━━━━━ RECORD EXCERPTS ━━━━━

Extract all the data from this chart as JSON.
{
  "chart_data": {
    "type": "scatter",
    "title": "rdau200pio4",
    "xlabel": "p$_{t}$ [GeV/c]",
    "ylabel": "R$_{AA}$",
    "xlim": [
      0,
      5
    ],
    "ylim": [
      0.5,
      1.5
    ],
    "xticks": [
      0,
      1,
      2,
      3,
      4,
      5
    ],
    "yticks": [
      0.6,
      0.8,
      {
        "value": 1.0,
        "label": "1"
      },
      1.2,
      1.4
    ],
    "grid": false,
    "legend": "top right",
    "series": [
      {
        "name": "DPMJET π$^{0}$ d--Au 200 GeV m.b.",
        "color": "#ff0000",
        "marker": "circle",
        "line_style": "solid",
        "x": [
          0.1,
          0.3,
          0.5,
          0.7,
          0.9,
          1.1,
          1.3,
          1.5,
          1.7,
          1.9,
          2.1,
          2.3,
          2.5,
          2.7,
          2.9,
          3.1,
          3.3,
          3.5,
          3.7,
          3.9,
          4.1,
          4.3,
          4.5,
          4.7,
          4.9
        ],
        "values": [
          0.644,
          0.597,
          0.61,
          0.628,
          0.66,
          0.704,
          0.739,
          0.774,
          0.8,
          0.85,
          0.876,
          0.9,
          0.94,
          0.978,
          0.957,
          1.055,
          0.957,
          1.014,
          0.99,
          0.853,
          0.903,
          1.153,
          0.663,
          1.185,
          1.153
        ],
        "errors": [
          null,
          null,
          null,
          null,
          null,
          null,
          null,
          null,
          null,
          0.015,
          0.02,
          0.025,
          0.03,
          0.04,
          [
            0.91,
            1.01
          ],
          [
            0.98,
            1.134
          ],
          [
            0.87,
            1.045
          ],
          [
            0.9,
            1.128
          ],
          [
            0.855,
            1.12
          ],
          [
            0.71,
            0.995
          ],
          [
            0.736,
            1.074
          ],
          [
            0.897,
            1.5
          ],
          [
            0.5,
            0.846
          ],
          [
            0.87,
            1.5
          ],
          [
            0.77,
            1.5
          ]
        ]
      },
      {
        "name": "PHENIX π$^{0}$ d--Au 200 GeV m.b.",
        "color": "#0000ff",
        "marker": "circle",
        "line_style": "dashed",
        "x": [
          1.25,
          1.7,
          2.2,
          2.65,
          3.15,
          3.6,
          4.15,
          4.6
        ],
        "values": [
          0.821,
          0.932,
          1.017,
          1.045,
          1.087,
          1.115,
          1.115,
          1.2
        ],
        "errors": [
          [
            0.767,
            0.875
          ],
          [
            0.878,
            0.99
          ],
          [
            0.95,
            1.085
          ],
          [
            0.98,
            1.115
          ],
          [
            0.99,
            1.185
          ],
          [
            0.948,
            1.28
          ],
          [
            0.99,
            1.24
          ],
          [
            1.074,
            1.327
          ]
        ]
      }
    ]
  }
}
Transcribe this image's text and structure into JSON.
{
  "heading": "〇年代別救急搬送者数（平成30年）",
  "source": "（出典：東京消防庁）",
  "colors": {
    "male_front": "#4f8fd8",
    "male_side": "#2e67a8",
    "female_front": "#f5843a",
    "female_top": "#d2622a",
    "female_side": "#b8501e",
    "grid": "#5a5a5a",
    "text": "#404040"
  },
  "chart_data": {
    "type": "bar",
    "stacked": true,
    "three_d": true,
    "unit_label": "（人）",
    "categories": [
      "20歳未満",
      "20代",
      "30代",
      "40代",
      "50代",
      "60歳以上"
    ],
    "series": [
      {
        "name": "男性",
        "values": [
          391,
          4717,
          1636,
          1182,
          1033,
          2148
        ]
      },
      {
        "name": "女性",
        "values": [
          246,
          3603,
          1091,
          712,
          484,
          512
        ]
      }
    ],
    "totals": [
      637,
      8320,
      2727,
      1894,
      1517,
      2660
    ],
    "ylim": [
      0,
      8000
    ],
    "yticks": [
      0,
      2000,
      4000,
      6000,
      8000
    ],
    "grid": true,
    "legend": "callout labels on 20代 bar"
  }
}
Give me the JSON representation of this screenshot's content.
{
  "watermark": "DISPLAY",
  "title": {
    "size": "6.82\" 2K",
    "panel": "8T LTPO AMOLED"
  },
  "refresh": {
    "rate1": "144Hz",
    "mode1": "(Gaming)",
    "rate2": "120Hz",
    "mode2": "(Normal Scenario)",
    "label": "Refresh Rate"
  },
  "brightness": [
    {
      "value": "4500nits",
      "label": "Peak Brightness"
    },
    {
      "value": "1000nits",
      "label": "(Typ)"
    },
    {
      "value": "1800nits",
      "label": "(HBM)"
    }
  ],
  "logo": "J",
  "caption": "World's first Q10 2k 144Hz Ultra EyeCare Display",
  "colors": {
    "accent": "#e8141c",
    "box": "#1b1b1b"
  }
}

━━━━━

• STATED TASK:
Type out the full listing again, exactly as given.

• FULL ANSWER:
Extract all the data from this chart as JSON.
{
  "chart_data": {
    "type": "scatter",
    "title": "rdau200pio4",
    "xlabel": "p$_{t}$ [GeV/c]",
    "ylabel": "R$_{AA}$",
    "xlim": [
      0,
      5
    ],
    "ylim": [
      0.5,
      1.5
    ],
    "xticks": [
      0,
      1,
      2,
      3,
      4,
      5
    ],
    "yticks": [
      0.6,
      0.8,
      {
        "value": 1.0,
        "label": "1"
      },
      1.2,
      1.4
    ],
    "grid": false,
    "legend": "top right",
    "series": [
      {
        "name": "DPMJET π$^{0}$ d--Au 200 GeV m.b.",
        "color": "#ff0000",
        "marker": "circle",
        "line_style": "solid",
        "x": [
          0.1,
          0.3,
          0.5,
          0.7,
          0.9,
          1.1,
          1.3,
          1.5,
          1.7,
          1.9,
          2.1,
          2.3,
          2.5,
          2.7,
          2.9,
          3.1,
          3.3,
          3.5,
          3.7,
          3.9,
          4.1,
          4.3,
          4.5,
          4.7,
          4.9
        ],
        "values": [
          0.644,
          0.597,
          0.61,
          0.628,
          0.66,
          0.704,
          0.739,
          0.774,
          0.8,
          0.85,
          0.876,
          0.9,
          0.94,
          0.978,
          0.957,
          1.055,
          0.957,
          1.014,
          0.99,
          0.853,
          0.903,
          1.153,
          0.663,
          1.185,
          1.153
        ],
        "errors": [
          null,
          null,
          null,
          null,
          null,
          null,
          null,
          null,
          null,
          0.015,
          0.02,
          0.025,
          0.03,
          0.04,
          [
            0.91,
            1.01
          ],
          [
            0.98,
            1.134
          ],
          [
            0.87,
            1.045
          ],
          [
            0.9,
            1.128
          ],
          [
            0.855,
            1.12
          ],
          [
            0.71,
            0.995
          ],
          [
            0.736,
            1.074
          ],
          [
            0.897,
            1.5
          ],
          [
            0.5,
            0.846
          ],
          [
            0.87,
            1.5
          ],
          [
            0.77,
            1.5
          ]
        ]
      },
      {
        "name": "PHENIX π$^{0}$ d--Au 200 GeV m.b.",
        "color": "#0000ff",
        "marker": "circle",
        "line_style": "dashed",
        "x": [
          1.25,
          1.7,
          2.2,
          2.65,
          3.15,
          3.6,
          4.15,
          4.6
        ],
        "values": [
          0.821,
          0.932,
          1.017,
          1.045,
          1.087,
          1.115,
          1.115,
          1.2
        ],
        "errors": [
          [
            0.767,
            0.875
          ],
          [
            0.878,
            0.99
          ],
          [
            0.95,
            1.085
          ],
          [
            0.98,
            1.115
          ],
          [
            0.99,
            1.185
          ],
          [
            0.948,
            1.28
          ],
          [
            0.99,
            1.24
          ],
          [
            1.074,
            1.327
          ]
        ]
      }
    ]
  }
}
Transcribe this image's text and structure into JSON.
{
  "heading": "〇年代別救急搬送者数（平成30年）",
  "source": "（出典：東京消防庁）",
  "colors": {
    "male_front": "#4f8fd8",
    "male_side": "#2e67a8",
    "female_front": "#f5843a",
    "female_top": "#d2622a",
    "female_side": "#b8501e",
    "grid": "#5a5a5a",
    "text": "#404040"
  },
  "chart_data": {
    "type": "bar",
    "stacked": true,
    "three_d": true,
    "unit_label": "（人）",
    "categories": [
      "20歳未満",
      "20代",
      "30代",
      "40代",
      "50代",
      "60歳以上"
    ],
    "series": [
      {
        "name": "男性",
        "values": [
          391,
          4717,
          1636,
          1182,
          1033,
          2148
        ]
      },
      {
        "name": "女性",
        "values": [
          246,
          3603,
          1091,
          712,
          484,
          512
        ]
      }
    ],
    "totals": [
      637,
      8320,
      2727,
      1894,
      1517,
      2660
    ],
    "ylim": [
      0,
      8000
    ],
    "yticks": [
      0,
      2000,
      4000,
      6000,
      8000
    ],
    "grid": true,
    "legend": "callout labels on 20代 bar"
  }
}
Give me the JSON representation of this screenshot's content.
{
  "watermark": "DISPLAY",
  "title": {
    "size": "6.82\" 2K",
    "panel": "8T LTPO AMOLED"
  },
  "refresh": {
    "rate1": "144Hz",
    "mode1": "(Gaming)",
    "rate2": "120Hz",
    "mode2": "(Normal Scenario)",
    "label": "Refresh Rate"
  },
  "brightness": [
    {
      "value": "4500nits",
      "label": "Peak Brightness"
    },
    {
      "value": "1000nits",
      "label": "(Typ)"
    },
    {
      "value": "1800nits",
      "label": "(HBM)"
    }
  ],
  "logo": "J",
  "caption": "World's first Q10 2k 144Hz Ultra EyeCare Display",
  "colors": {
    "accent": "#e8141c",
    "box": "#1b1b1b"
  }
}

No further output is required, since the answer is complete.